■ Problem to solve ■
Within the material below, find each line bearing the word "Plant" and present it.

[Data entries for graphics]

──────────

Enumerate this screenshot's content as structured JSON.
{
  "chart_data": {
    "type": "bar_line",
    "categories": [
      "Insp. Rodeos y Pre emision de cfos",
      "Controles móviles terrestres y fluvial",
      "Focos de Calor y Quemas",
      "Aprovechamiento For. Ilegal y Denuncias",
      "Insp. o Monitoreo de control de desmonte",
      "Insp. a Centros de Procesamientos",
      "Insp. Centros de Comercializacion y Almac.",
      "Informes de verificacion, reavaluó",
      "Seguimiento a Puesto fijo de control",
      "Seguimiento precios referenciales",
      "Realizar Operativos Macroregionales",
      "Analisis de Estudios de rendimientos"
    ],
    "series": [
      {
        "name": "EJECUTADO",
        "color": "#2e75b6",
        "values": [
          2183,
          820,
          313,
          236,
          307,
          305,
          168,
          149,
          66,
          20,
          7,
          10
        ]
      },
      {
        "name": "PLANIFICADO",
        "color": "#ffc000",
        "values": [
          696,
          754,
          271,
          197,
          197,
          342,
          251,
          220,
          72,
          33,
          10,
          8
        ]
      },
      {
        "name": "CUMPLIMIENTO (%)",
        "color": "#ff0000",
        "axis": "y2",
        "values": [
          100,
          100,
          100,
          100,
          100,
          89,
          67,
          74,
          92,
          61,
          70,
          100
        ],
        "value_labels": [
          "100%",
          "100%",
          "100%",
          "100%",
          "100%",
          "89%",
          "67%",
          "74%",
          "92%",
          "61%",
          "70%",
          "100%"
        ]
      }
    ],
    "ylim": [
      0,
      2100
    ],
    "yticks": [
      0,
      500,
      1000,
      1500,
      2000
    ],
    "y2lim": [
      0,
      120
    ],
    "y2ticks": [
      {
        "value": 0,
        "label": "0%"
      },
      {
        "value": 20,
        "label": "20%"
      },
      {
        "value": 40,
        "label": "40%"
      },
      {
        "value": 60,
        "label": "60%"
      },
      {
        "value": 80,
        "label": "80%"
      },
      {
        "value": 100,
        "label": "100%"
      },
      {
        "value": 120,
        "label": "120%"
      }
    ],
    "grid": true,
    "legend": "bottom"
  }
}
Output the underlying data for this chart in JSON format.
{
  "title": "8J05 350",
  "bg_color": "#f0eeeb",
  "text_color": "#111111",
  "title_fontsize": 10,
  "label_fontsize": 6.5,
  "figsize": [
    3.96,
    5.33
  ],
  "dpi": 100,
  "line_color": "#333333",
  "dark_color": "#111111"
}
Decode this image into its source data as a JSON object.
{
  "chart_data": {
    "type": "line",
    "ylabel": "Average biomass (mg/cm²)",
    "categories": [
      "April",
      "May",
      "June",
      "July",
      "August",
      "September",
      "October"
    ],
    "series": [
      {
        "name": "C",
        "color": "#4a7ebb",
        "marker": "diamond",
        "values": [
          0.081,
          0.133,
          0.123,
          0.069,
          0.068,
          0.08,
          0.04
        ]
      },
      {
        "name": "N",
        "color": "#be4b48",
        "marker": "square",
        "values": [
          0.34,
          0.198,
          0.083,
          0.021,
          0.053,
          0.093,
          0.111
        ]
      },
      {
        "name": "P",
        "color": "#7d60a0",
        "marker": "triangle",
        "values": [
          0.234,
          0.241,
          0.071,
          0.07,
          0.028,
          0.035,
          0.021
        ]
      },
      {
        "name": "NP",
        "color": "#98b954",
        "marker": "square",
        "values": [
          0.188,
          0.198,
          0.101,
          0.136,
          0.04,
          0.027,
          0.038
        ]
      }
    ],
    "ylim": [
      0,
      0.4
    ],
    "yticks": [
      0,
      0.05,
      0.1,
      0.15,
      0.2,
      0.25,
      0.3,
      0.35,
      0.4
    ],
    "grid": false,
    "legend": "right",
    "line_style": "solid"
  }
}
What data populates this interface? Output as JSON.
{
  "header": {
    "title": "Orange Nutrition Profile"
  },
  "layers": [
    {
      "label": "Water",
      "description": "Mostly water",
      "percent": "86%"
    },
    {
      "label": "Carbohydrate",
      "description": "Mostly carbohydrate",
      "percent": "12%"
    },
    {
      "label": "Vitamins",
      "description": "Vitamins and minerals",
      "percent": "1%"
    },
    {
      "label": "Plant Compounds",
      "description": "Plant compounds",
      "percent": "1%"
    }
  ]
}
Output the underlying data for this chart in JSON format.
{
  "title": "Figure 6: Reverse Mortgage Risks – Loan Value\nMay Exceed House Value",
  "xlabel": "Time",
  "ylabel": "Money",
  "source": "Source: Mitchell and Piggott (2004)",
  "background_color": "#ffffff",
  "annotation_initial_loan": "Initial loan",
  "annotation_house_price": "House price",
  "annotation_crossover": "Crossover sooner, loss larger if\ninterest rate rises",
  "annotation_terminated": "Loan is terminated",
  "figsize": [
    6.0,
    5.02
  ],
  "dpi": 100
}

──────────

■ Answer to the task ■
      "label": "Plant Compounds",
      "description": "Plant compounds",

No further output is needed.